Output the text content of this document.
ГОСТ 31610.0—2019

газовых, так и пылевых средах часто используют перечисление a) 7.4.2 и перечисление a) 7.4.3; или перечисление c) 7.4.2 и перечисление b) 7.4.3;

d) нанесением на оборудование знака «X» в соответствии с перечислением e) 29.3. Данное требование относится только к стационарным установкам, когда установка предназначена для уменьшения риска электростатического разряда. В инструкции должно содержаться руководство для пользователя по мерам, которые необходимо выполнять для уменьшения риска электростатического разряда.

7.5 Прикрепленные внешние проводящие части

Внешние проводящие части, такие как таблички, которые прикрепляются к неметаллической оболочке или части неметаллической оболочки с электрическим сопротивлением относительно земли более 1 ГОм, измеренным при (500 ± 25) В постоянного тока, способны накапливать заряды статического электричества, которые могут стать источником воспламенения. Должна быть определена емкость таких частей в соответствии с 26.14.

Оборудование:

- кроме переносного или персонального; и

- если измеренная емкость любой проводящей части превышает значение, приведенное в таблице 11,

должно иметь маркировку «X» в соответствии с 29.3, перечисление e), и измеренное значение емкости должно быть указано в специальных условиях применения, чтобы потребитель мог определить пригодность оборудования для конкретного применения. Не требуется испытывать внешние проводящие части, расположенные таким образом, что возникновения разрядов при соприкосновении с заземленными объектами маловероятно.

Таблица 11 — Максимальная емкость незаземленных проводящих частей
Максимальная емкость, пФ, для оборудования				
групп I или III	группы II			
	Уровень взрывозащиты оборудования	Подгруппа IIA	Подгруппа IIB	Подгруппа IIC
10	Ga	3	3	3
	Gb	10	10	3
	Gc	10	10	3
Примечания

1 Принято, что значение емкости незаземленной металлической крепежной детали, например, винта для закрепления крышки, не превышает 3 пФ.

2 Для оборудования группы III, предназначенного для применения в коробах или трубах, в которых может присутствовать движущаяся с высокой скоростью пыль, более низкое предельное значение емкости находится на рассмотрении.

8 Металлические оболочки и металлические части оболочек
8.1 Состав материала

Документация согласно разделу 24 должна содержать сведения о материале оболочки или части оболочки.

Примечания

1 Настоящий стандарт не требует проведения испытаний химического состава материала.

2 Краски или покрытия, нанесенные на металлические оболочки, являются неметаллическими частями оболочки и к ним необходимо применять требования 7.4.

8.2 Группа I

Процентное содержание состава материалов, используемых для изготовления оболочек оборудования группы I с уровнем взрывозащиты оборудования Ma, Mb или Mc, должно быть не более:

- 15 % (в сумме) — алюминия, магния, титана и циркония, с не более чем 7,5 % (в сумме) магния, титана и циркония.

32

────

Exercise objective: Each line of the material above must be retyped precisely.

Answer to the problem:
Output the text content of this document.
ГОСТ 31610.0—2019

газовых, так и пылевых средах часто используют перечисление a) 7.4.2 и перечисление a) 7.4.3; или перечисление c) 7.4.2 и перечисление b) 7.4.3;

d) нанесением на оборудование знака «X» в соответствии с перечислением e) 29.3. Данное требование относится только к стационарным установкам, когда установка предназначена для уменьшения риска электростатического разряда. В инструкции должно содержаться руководство для пользователя по мерам, которые необходимо выполнять для уменьшения риска электростатического разряда.

7.5 Прикрепленные внешние проводящие части

Внешние проводящие части, такие как таблички, которые прикрепляются к неметаллической оболочке или части неметаллической оболочки с электрическим сопротивлением относительно земли более 1 ГОм, измеренным при (500 ± 25) В постоянного тока, способны накапливать заряды статического электричества, которые могут стать источником воспламенения. Должна быть определена емкость таких частей в соответствии с 26.14.

Оборудование:

- кроме переносного или персонального; и

- если измеренная емкость любой проводящей части превышает значение, приведенное в таблице 11,

должно иметь маркировку «X» в соответствии с 29.3, перечисление e), и измеренное значение емкости должно быть указано в специальных условиях применения, чтобы потребитель мог определить пригодность оборудования для конкретного применения. Не требуется испытывать внешние проводящие части, расположенные таким образом, что возникновения разрядов при соприкосновении с заземленными объектами маловероятно.

Таблица 11 — Максимальная емкость незаземленных проводящих частей
Максимальная емкость, пФ, для оборудования				
групп I или III	группы II			
	Уровень взрывозащиты оборудования	Подгруппа IIA	Подгруппа IIB	Подгруппа IIC
10	Ga	3	3	3
	Gb	10	10	3
	Gc	10	10	3
Примечания

1 Принято, что значение емкости незаземленной металлической крепежной детали, например, винта для закрепления крышки, не превышает 3 пФ.

2 Для оборудования группы III, предназначенного для применения в коробах или трубах, в которых может присутствовать движущаяся с высокой скоростью пыль, более низкое предельное значение емкости находится на рассмотрении.

8 Металлические оболочки и металлические части оболочек
8.1 Состав материала

Документация согласно разделу 24 должна содержать сведения о материале оболочки или части оболочки.

Примечания

1 Настоящий стандарт не требует проведения испытаний химического состава материала.

2 Краски или покрытия, нанесенные на металлические оболочки, являются неметаллическими частями оболочки и к ним необходимо применять требования 7.4.

8.2 Группа I

Процентное содержание состава материалов, используемых для изготовления оболочек оборудования группы I с уровнем взрывозащиты оборудования Ma, Mb или Mc, должно быть не более:

- 15 % (в сумме) — алюминия, магния, титана и циркония, с не более чем 7,5 % (в сумме) магния, титана и циркония.

32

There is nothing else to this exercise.